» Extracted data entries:
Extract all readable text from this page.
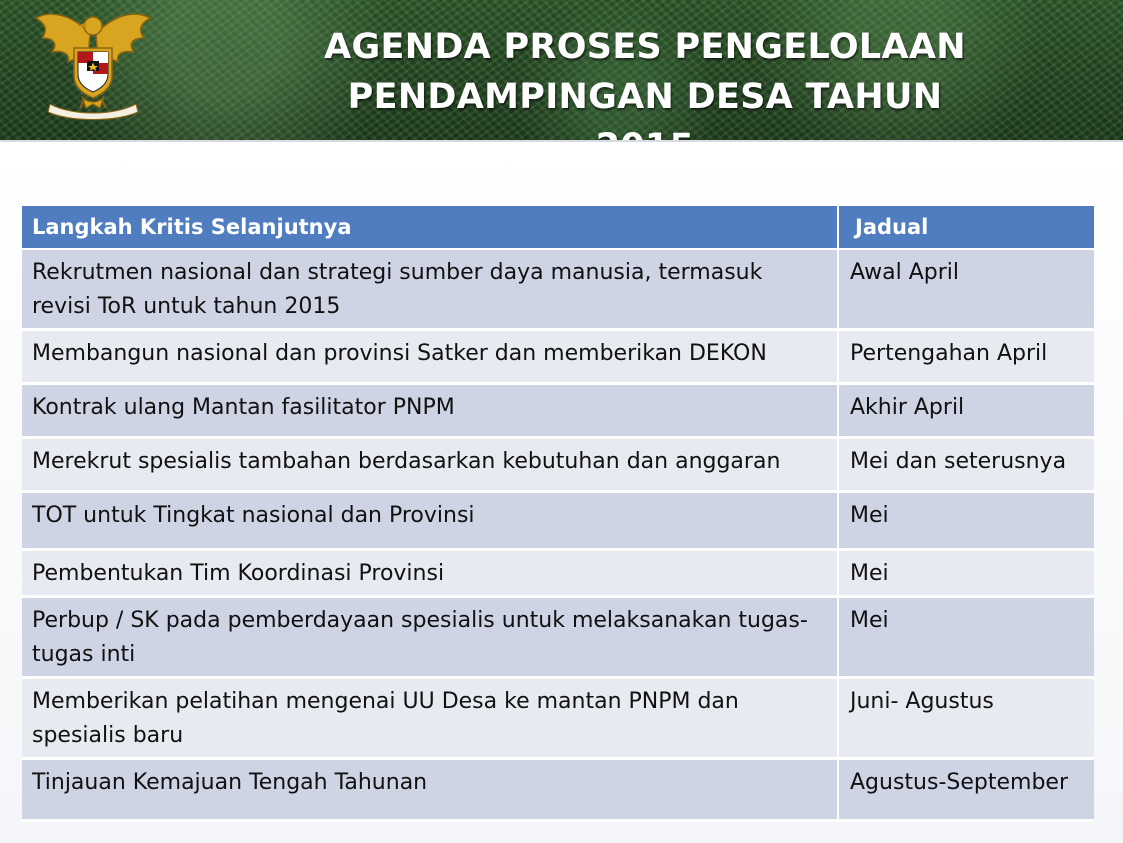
AGENDA PROSES PENGELOLAAN
PENDAMPINGAN DESA TAHUN
Langkah Kritis Selanjutnya	Jadual
Rekrutmen nasional dan strategi sumber daya manusia, termasuk revisi ToR untuk tahun 2015	Awal April
Membangun nasional dan provinsi Satker dan memberikan DEKON	Pertengahan April
Kontrak ulang Mantan fasilitator PNPM	Akhir April
Merekrut spesialis tambahan berdasarkan kebutuhan dan anggaran	Mei dan seterusnya
TOT untuk Tingkat nasional dan Provinsi	Mei
Pembentukan Tim Koordinasi Provinsi	Mei
Perbup / SK pada pemberdayaan spesialis untuk melaksanakan tugas-tugas inti	Mei
Memberikan pelatihan mengenai UU Desa ke mantan PNPM dan spesialis baru	Juni- Agustus
Tinjauan Kemajuan Tengah Tahunan	Agustus-September
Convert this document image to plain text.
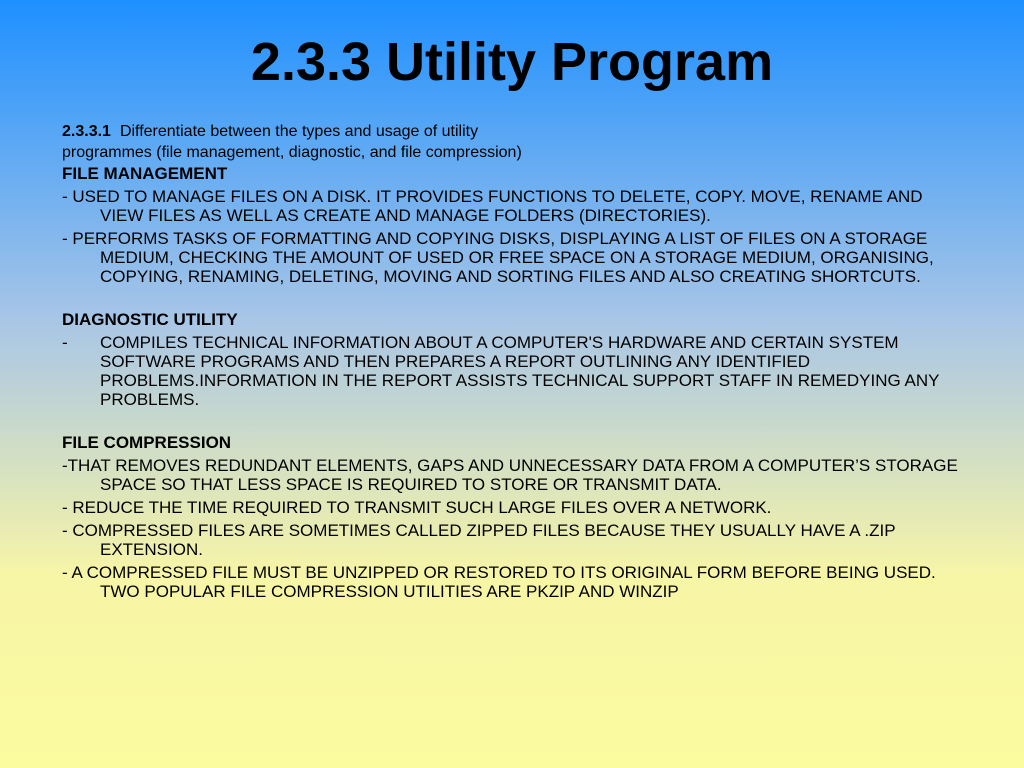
2.3.3 Utility Program
2.3.3.1 Differentiate between the types and usage of utility
programmes (file management, diagnostic, and file compression)
FILE MANAGEMENT
- USED TO MANAGE FILES ON A DISK. IT PROVIDES FUNCTIONS TO DELETE, COPY. MOVE, RENAME AND VIEW FILES AS WELL AS CREATE AND MANAGE FOLDERS (DIRECTORIES).
- PERFORMS TASKS OF FORMATTING AND COPYING DISKS, DISPLAYING A LIST OF FILES ON A STORAGE MEDIUM, CHECKING THE AMOUNT OF USED OR FREE SPACE ON A STORAGE MEDIUM, ORGANISING, COPYING, RENAMING, DELETING, MOVING AND SORTING FILES AND ALSO CREATING SHORTCUTS.
DIAGNOSTIC UTILITY
-	COMPILES TECHNICAL INFORMATION ABOUT A COMPUTER'S HARDWARE AND CERTAIN SYSTEM SOFTWARE PROGRAMS AND THEN PREPARES A REPORT OUTLINING ANY IDENTIFIED PROBLEMS.INFORMATION IN THE REPORT ASSISTS TECHNICAL SUPPORT STAFF IN REMEDYING ANY PROBLEMS.
FILE COMPRESSION
-THAT REMOVES REDUNDANT ELEMENTS, GAPS AND UNNECESSARY DATA FROM A COMPUTER’S STORAGE SPACE SO THAT LESS SPACE IS REQUIRED TO STORE OR TRANSMIT DATA.
- REDUCE THE TIME REQUIRED TO TRANSMIT SUCH LARGE FILES OVER A NETWORK.
- COMPRESSED FILES ARE SOMETIMES CALLED ZIPPED FILES BECAUSE THEY USUALLY HAVE A .ZIP EXTENSION.
- A COMPRESSED FILE MUST BE UNZIPPED OR RESTORED TO ITS ORIGINAL FORM BEFORE BEING USED. TWO POPULAR FILE COMPRESSION UTILITIES ARE PKZIP AND WINZIP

» DESCRIPTION OF THE TASK: Every entry should be returned exactly as written, minus the pictures.

» THE RESPONSE:
Extract all readable text from this page.
AGENDA PROSES PENGELOLAAN
PENDAMPINGAN DESA TAHUN
Langkah Kritis Selanjutnya	Jadual
Rekrutmen nasional dan strategi sumber daya manusia, termasuk revisi ToR untuk tahun 2015	Awal April
Membangun nasional dan provinsi Satker dan memberikan DEKON	Pertengahan April
Kontrak ulang Mantan fasilitator PNPM	Akhir April
Merekrut spesialis tambahan berdasarkan kebutuhan dan anggaran	Mei dan seterusnya
TOT untuk Tingkat nasional dan Provinsi	Mei
Pembentukan Tim Koordinasi Provinsi	Mei
Perbup / SK pada pemberdayaan spesialis untuk melaksanakan tugas-tugas inti	Mei
Memberikan pelatihan mengenai UU Desa ke mantan PNPM dan spesialis baru	Juni- Agustus
Tinjauan Kemajuan Tengah Tahunan	Agustus-September
Convert this document image to plain text.
2.3.3 Utility Program
2.3.3.1 Differentiate between the types and usage of utility
programmes (file management, diagnostic, and file compression)
FILE MANAGEMENT
- USED TO MANAGE FILES ON A DISK. IT PROVIDES FUNCTIONS TO DELETE, COPY. MOVE, RENAME AND VIEW FILES AS WELL AS CREATE AND MANAGE FOLDERS (DIRECTORIES).
- PERFORMS TASKS OF FORMATTING AND COPYING DISKS, DISPLAYING A LIST OF FILES ON A STORAGE MEDIUM, CHECKING THE AMOUNT OF USED OR FREE SPACE ON A STORAGE MEDIUM, ORGANISING, COPYING, RENAMING, DELETING, MOVING AND SORTING FILES AND ALSO CREATING SHORTCUTS.
DIAGNOSTIC UTILITY
-	COMPILES TECHNICAL INFORMATION ABOUT A COMPUTER'S HARDWARE AND CERTAIN SYSTEM SOFTWARE PROGRAMS AND THEN PREPARES A REPORT OUTLINING ANY IDENTIFIED PROBLEMS.INFORMATION IN THE REPORT ASSISTS TECHNICAL SUPPORT STAFF IN REMEDYING ANY PROBLEMS.
FILE COMPRESSION
-THAT REMOVES REDUNDANT ELEMENTS, GAPS AND UNNECESSARY DATA FROM A COMPUTER’S STORAGE SPACE SO THAT LESS SPACE IS REQUIRED TO STORE OR TRANSMIT DATA.
- REDUCE THE TIME REQUIRED TO TRANSMIT SUCH LARGE FILES OVER A NETWORK.
- COMPRESSED FILES ARE SOMETIMES CALLED ZIPPED FILES BECAUSE THEY USUALLY HAVE A .ZIP EXTENSION.
- A COMPRESSED FILE MUST BE UNZIPPED OR RESTORED TO ITS ORIGINAL FORM BEFORE BEING USED. TWO POPULAR FILE COMPRESSION UTILITIES ARE PKZIP AND WINZIP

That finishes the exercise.